Task objective »
Pull each line holding "left" out of the entries below.

Dataset rows about figures »
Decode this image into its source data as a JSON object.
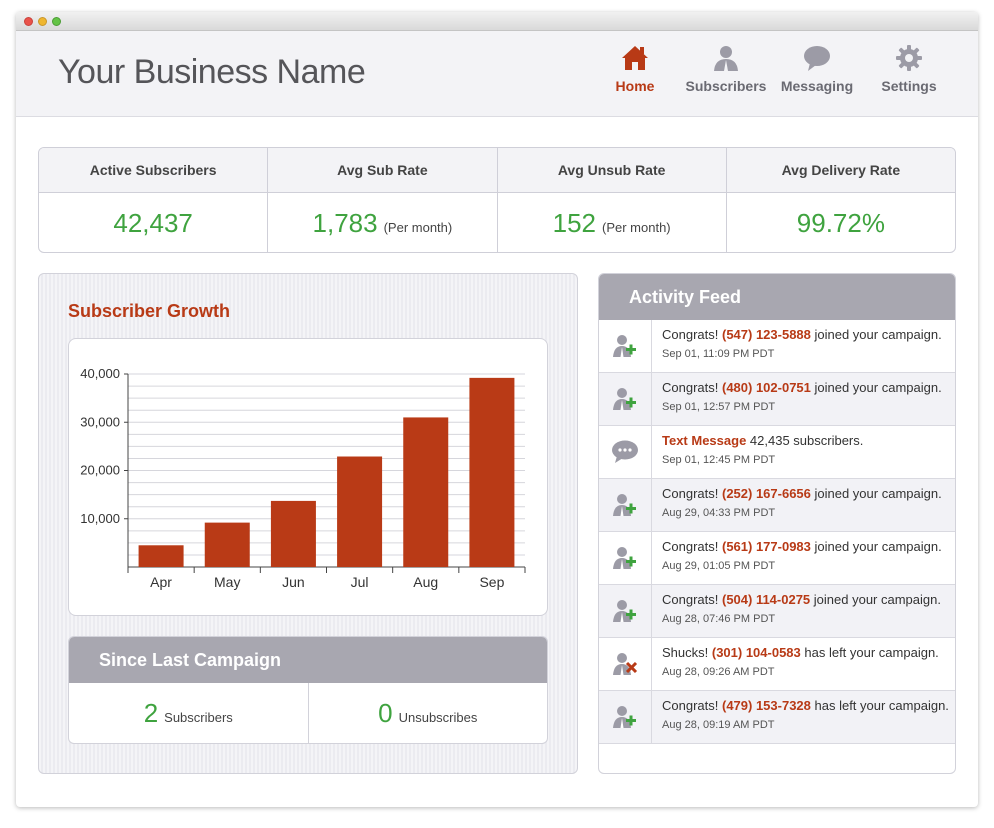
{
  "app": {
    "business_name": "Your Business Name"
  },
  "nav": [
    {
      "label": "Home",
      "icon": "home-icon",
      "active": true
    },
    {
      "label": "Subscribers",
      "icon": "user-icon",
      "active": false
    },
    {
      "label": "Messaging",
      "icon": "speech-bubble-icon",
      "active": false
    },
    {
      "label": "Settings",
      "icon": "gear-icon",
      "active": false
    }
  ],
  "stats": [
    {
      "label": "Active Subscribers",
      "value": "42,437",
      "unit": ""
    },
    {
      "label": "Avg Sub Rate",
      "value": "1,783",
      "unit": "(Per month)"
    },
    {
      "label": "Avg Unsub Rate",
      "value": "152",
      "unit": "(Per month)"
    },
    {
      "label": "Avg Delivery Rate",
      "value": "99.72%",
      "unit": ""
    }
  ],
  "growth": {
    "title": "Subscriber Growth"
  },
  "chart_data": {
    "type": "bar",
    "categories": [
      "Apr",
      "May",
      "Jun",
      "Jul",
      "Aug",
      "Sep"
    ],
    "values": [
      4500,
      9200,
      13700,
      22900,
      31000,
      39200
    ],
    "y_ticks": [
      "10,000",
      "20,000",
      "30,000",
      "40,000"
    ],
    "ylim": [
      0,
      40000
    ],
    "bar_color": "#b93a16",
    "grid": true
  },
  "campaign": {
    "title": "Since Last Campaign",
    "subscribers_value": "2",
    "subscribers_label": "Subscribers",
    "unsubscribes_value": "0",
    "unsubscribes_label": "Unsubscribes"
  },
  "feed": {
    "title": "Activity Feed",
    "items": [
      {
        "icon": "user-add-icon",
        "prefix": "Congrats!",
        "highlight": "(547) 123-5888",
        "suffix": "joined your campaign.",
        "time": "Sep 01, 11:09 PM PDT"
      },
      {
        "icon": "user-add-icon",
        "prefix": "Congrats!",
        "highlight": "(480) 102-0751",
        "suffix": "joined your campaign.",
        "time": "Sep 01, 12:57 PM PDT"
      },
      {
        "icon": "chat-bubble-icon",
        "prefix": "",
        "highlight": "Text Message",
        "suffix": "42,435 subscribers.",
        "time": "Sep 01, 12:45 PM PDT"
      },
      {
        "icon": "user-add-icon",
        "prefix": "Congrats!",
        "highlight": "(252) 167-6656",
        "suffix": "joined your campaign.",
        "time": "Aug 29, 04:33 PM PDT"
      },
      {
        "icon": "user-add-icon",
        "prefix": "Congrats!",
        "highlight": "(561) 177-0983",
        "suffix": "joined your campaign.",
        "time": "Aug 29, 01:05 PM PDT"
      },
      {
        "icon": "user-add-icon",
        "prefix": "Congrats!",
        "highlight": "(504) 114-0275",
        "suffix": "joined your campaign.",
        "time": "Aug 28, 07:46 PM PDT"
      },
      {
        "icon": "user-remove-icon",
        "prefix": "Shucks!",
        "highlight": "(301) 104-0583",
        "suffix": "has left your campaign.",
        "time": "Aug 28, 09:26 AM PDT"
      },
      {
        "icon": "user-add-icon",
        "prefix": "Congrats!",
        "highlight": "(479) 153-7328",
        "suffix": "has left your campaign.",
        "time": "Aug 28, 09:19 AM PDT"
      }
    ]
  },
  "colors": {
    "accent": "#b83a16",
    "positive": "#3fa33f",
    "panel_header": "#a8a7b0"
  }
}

--

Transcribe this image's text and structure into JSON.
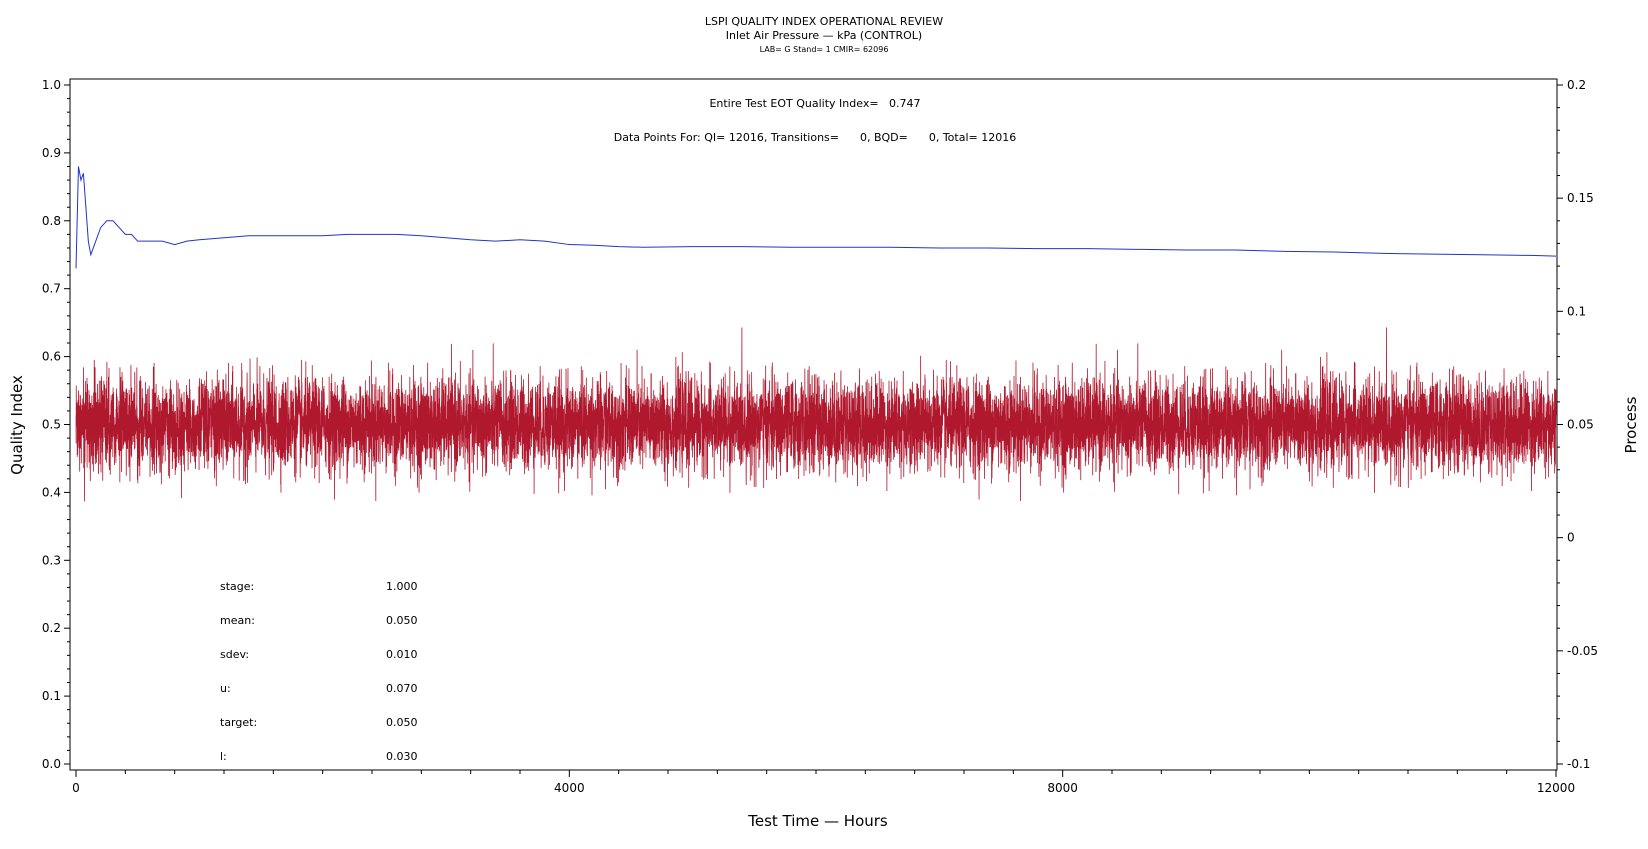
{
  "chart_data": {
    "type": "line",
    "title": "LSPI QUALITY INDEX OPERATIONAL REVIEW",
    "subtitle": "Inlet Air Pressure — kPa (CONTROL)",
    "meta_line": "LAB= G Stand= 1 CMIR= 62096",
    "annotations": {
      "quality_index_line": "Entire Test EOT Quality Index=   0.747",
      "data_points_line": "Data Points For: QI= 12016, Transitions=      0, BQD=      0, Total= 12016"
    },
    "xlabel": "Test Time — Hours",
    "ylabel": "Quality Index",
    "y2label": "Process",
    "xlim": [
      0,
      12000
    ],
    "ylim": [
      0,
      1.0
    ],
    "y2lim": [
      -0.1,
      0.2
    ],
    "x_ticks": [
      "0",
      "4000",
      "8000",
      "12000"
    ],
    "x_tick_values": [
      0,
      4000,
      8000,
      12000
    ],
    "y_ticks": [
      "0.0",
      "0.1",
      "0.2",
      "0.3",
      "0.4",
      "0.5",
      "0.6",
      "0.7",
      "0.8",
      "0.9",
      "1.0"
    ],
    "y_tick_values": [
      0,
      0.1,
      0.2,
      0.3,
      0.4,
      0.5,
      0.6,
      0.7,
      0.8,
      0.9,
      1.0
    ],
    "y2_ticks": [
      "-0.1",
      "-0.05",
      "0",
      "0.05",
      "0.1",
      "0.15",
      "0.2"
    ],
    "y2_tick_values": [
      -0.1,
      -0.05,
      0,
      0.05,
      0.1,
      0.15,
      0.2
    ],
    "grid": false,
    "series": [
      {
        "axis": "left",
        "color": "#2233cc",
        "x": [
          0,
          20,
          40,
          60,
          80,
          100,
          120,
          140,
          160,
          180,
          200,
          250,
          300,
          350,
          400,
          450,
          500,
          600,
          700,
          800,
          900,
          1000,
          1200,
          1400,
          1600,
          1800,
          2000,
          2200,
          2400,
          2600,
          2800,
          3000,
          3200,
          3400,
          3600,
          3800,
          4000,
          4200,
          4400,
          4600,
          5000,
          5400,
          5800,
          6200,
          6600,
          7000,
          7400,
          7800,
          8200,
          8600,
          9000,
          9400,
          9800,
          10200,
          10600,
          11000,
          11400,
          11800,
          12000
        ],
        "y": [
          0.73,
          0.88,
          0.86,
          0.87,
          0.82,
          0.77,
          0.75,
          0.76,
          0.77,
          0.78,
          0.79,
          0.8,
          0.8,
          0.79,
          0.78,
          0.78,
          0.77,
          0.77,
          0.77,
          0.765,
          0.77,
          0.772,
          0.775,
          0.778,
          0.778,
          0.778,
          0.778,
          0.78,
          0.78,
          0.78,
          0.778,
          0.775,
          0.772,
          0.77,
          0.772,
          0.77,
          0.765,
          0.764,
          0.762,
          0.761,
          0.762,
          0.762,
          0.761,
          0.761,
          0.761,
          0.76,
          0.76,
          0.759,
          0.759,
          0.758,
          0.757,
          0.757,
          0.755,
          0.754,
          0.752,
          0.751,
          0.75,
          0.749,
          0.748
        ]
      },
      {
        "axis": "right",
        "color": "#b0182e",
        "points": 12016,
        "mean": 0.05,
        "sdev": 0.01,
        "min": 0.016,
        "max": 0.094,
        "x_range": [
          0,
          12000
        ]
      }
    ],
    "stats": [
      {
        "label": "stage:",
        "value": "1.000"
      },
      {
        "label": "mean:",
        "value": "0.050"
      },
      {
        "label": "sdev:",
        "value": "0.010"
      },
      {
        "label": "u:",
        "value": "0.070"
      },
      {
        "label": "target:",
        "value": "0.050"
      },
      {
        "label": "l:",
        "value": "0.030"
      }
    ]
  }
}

==

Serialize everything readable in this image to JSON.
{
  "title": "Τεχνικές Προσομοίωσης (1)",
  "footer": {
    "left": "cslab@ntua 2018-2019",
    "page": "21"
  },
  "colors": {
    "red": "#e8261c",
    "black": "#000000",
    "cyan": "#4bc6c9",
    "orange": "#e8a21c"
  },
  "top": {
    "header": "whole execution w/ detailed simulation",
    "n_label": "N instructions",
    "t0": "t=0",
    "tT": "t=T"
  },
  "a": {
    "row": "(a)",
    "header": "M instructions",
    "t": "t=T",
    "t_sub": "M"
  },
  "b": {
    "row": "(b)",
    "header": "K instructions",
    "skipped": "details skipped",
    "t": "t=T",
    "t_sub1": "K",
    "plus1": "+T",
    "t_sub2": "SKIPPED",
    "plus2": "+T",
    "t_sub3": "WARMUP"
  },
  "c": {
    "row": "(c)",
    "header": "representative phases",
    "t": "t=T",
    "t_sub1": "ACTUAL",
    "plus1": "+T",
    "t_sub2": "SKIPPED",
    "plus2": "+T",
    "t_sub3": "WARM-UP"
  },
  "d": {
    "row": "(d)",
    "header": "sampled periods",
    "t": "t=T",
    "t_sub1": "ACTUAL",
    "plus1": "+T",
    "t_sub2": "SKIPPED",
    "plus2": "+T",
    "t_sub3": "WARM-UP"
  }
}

Solution below »
        "suffix": "has left your campaign.",
        "suffix": "has left your campaign.",
        "axis": "left",
    "left": "cslab@ntua 2018-2019",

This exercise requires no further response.